-- Start of Exercise input --

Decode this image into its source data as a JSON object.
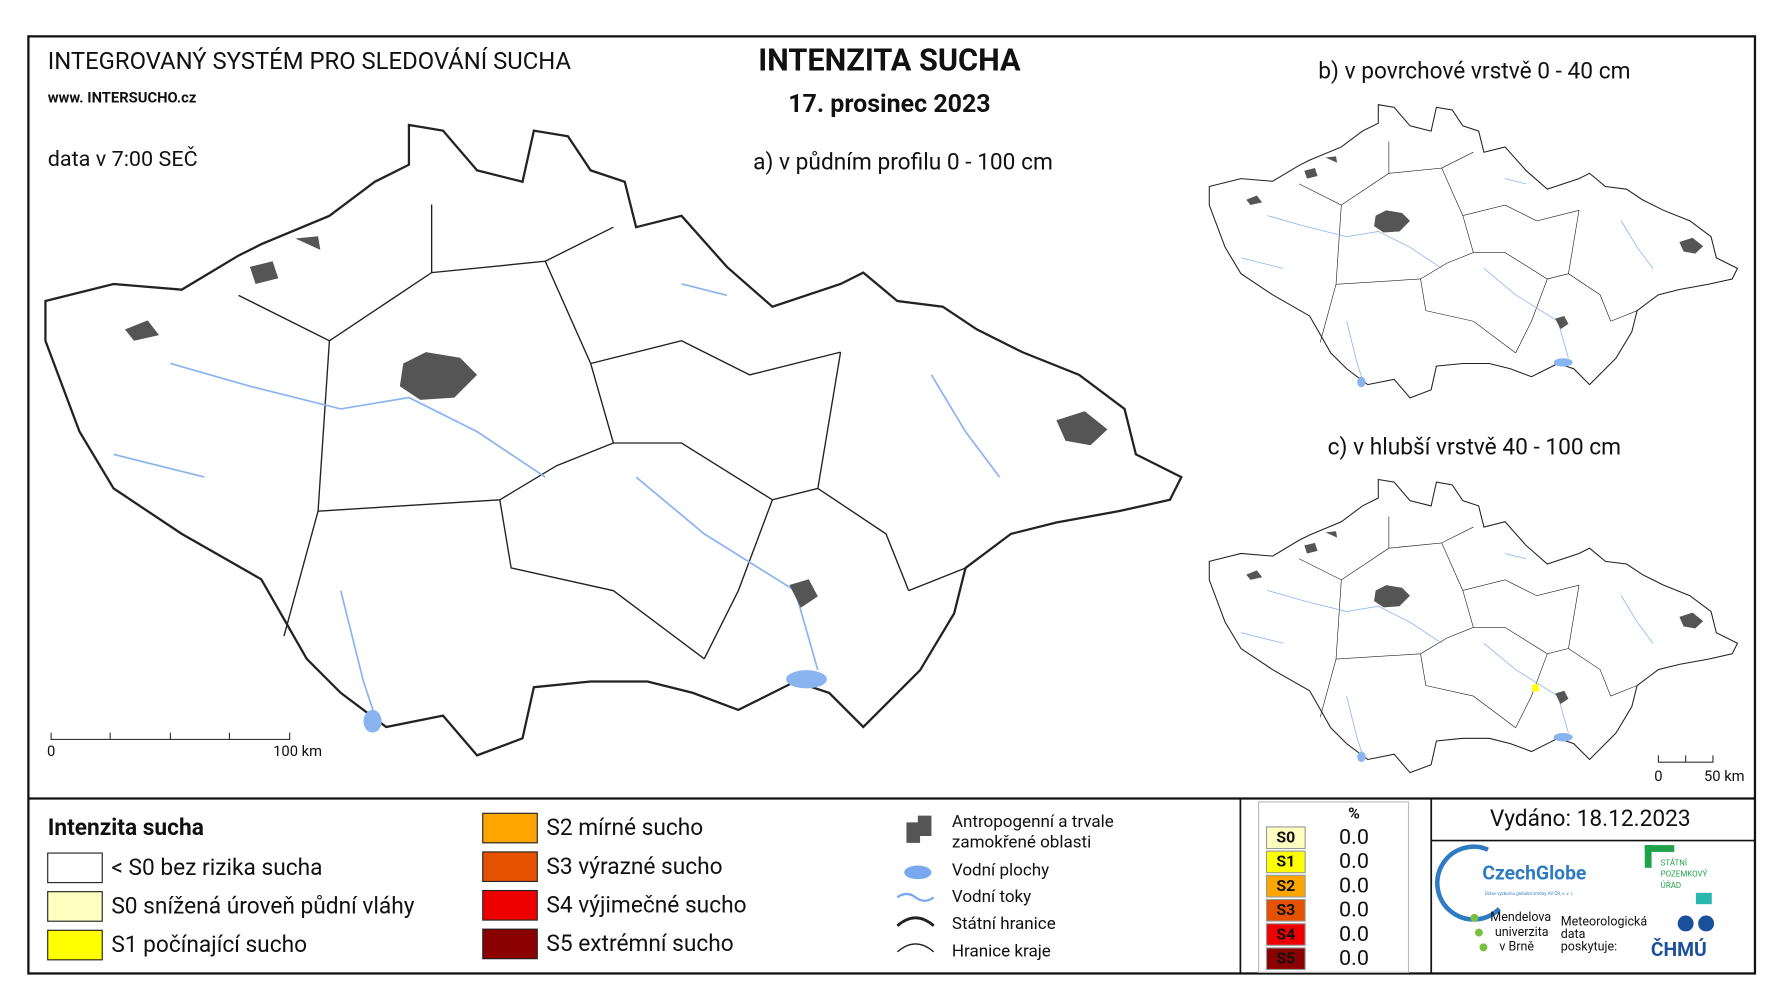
{
  "header": {
    "system": "INTEGROVANÝ SYSTÉM PRO SLEDOVÁNÍ SUCHA",
    "website": "www. INTERSUCHO.cz",
    "data_time": "data v 7:00 SEČ",
    "title": "INTENZITA SUCHA",
    "date": "17. prosinec 2023"
  },
  "maps": [
    {
      "label": "a) v půdním profilu 0 - 100 cm",
      "scale": [
        "0",
        "100 km"
      ]
    },
    {
      "label": "b) v povrchové vrstvě 0 - 40 cm"
    },
    {
      "label": "c) v hlubší vrstvě 40 - 100 cm",
      "scale": [
        "0",
        "50 km"
      ]
    }
  ],
  "legend": {
    "title": "Intenzita sucha",
    "items": [
      {
        "label": "< S0 bez rizika sucha",
        "color": "#ffffff"
      },
      {
        "label": "S0 snížená úroveň půdní vláhy",
        "color": "#ffffc0"
      },
      {
        "label": "S1 počínající sucho",
        "color": "#ffff00"
      },
      {
        "label": "S2 mírné sucho",
        "color": "#ffa500"
      },
      {
        "label": "S3 výrazné sucho",
        "color": "#e65100"
      },
      {
        "label": "S4 výjimečné sucho",
        "color": "#ee0000"
      },
      {
        "label": "S5 extrémní sucho",
        "color": "#8b0000"
      }
    ]
  },
  "symbols": [
    {
      "lines": [
        "Antropogenní a trvale",
        "zamokřené oblasti"
      ]
    },
    {
      "lines": [
        "Vodní plochy"
      ]
    },
    {
      "lines": [
        "Vodní toky"
      ]
    },
    {
      "lines": [
        "Státní hranice"
      ]
    },
    {
      "lines": [
        "Hranice kraje"
      ]
    }
  ],
  "stats": {
    "header": "%",
    "rows": [
      {
        "class": "S0",
        "value": "0.0",
        "color": "#ffffc0"
      },
      {
        "class": "S1",
        "value": "0.0",
        "color": "#ffff00"
      },
      {
        "class": "S2",
        "value": "0.0",
        "color": "#ffa500"
      },
      {
        "class": "S3",
        "value": "0.0",
        "color": "#e65100"
      },
      {
        "class": "S4",
        "value": "0.0",
        "color": "#ee0000"
      },
      {
        "class": "S5",
        "value": "0.0",
        "color": "#8b0000"
      }
    ]
  },
  "issued": "Vydáno: 18.12.2023",
  "logos": {
    "czechglobe": "CzechGlobe",
    "czechglobe_sub": "Ústav výzkumu globální změny AV ČR, v. v. i.",
    "spu": [
      "STÁTNÍ",
      "POZEMKOVÝ",
      "ÚŘAD"
    ],
    "mendelu": [
      "Mendelova",
      "univerzita",
      "v Brně"
    ],
    "provider": [
      "Meteorologická",
      "data",
      "poskytuje:"
    ],
    "chmu": "ČHMÚ"
  }
}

-- End of Exercise input --

§ **What you have to do**: Write out the listing above again, exactly, but with no pictures in the copy.

§ **Output for this exercise**:
Decode this image into its source data as a JSON object.
{
  "header": {
    "system": "INTEGROVANÝ SYSTÉM PRO SLEDOVÁNÍ SUCHA",
    "website": "www. INTERSUCHO.cz",
    "data_time": "data v 7:00 SEČ",
    "title": "INTENZITA SUCHA",
    "date": "17. prosinec 2023"
  },
  "maps": [
    {
      "label": "a) v půdním profilu 0 - 100 cm",
      "scale": [
        "0",
        "100 km"
      ]
    },
    {
      "label": "b) v povrchové vrstvě 0 - 40 cm"
    },
    {
      "label": "c) v hlubší vrstvě 40 - 100 cm",
      "scale": [
        "0",
        "50 km"
      ]
    }
  ],
  "legend": {
    "title": "Intenzita sucha",
    "items": [
      {
        "label": "< S0 bez rizika sucha",
        "color": "#ffffff"
      },
      {
        "label": "S0 snížená úroveň půdní vláhy",
        "color": "#ffffc0"
      },
      {
        "label": "S1 počínající sucho",
        "color": "#ffff00"
      },
      {
        "label": "S2 mírné sucho",
        "color": "#ffa500"
      },
      {
        "label": "S3 výrazné sucho",
        "color": "#e65100"
      },
      {
        "label": "S4 výjimečné sucho",
        "color": "#ee0000"
      },
      {
        "label": "S5 extrémní sucho",
        "color": "#8b0000"
      }
    ]
  },
  "symbols": [
    {
      "lines": [
        "Antropogenní a trvale",
        "zamokřené oblasti"
      ]
    },
    {
      "lines": [
        "Vodní plochy"
      ]
    },
    {
      "lines": [
        "Vodní toky"
      ]
    },
    {
      "lines": [
        "Státní hranice"
      ]
    },
    {
      "lines": [
        "Hranice kraje"
      ]
    }
  ],
  "stats": {
    "header": "%",
    "rows": [
      {
        "class": "S0",
        "value": "0.0",
        "color": "#ffffc0"
      },
      {
        "class": "S1",
        "value": "0.0",
        "color": "#ffff00"
      },
      {
        "class": "S2",
        "value": "0.0",
        "color": "#ffa500"
      },
      {
        "class": "S3",
        "value": "0.0",
        "color": "#e65100"
      },
      {
        "class": "S4",
        "value": "0.0",
        "color": "#ee0000"
      },
      {
        "class": "S5",
        "value": "0.0",
        "color": "#8b0000"
      }
    ]
  },
  "issued": "Vydáno: 18.12.2023",
  "logos": {
    "czechglobe": "CzechGlobe",
    "czechglobe_sub": "Ústav výzkumu globální změny AV ČR, v. v. i.",
    "spu": [
      "STÁTNÍ",
      "POZEMKOVÝ",
      "ÚŘAD"
    ],
    "mendelu": [
      "Mendelova",
      "univerzita",
      "v Brně"
    ],
    "provider": [
      "Meteorologická",
      "data",
      "poskytuje:"
    ],
    "chmu": "ČHMÚ"
  }
}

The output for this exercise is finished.